— WORK TO DO —
Only a number is wanted: how many lines in the records below contain "Margrete"?

=== MATERIAL ===

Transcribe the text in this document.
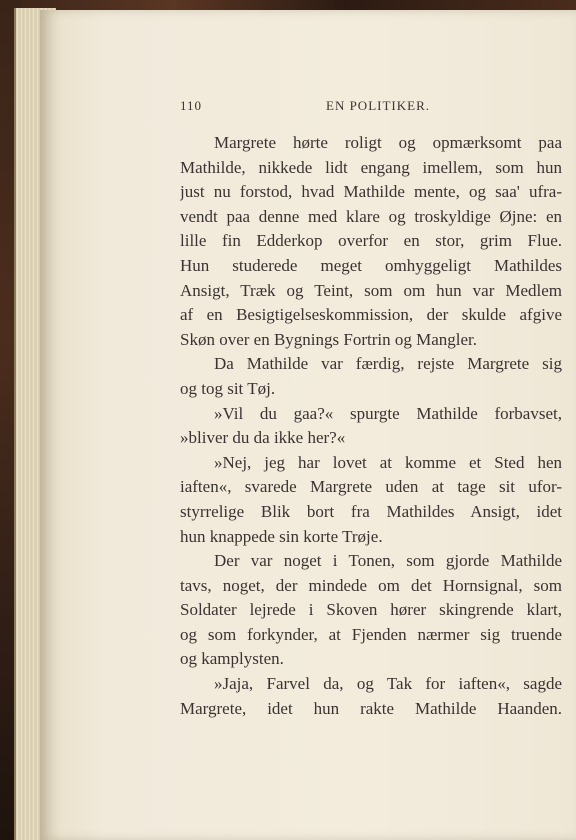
110	EN POLITIKER.
Margrete hørte roligt og opmærksomt paa
Mathilde, nikkede lidt engang imellem, som hun
just nu forstod, hvad Mathilde mente, og saa' ufra-
vendt paa denne med klare og troskyldige Øjne: en
lille fin Edderkop overfor en stor, grim Flue.
Hun studerede meget omhyggeligt Mathildes
Ansigt, Træk og Teint, som om hun var Medlem
af en Besigtigelseskommission, der skulde afgive
Skøn over en Bygnings Fortrin og Mangler.
Da Mathilde var færdig, rejste Margrete sig
og tog sit Tøj.
»Vil du gaa?« spurgte Mathilde forbavset,
»bliver du da ikke her?«
»Nej, jeg har lovet at komme et Sted hen
iaften«, svarede Margrete uden at tage sit ufor-
styrrelige Blik bort fra Mathildes Ansigt, idet
hun knappede sin korte Trøje.
Der var noget i Tonen, som gjorde Mathilde
tavs, noget, der mindede om det Hornsignal, som
Soldater lejrede i Skoven hører skingrende klart,
og som forkynder, at Fjenden nærmer sig truende
og kamplysten.
»Jaja, Farvel da, og Tak for iaften«, sagde
Margrete, idet hun rakte Mathilde Haanden.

===

— OUTPUT BELOW —
4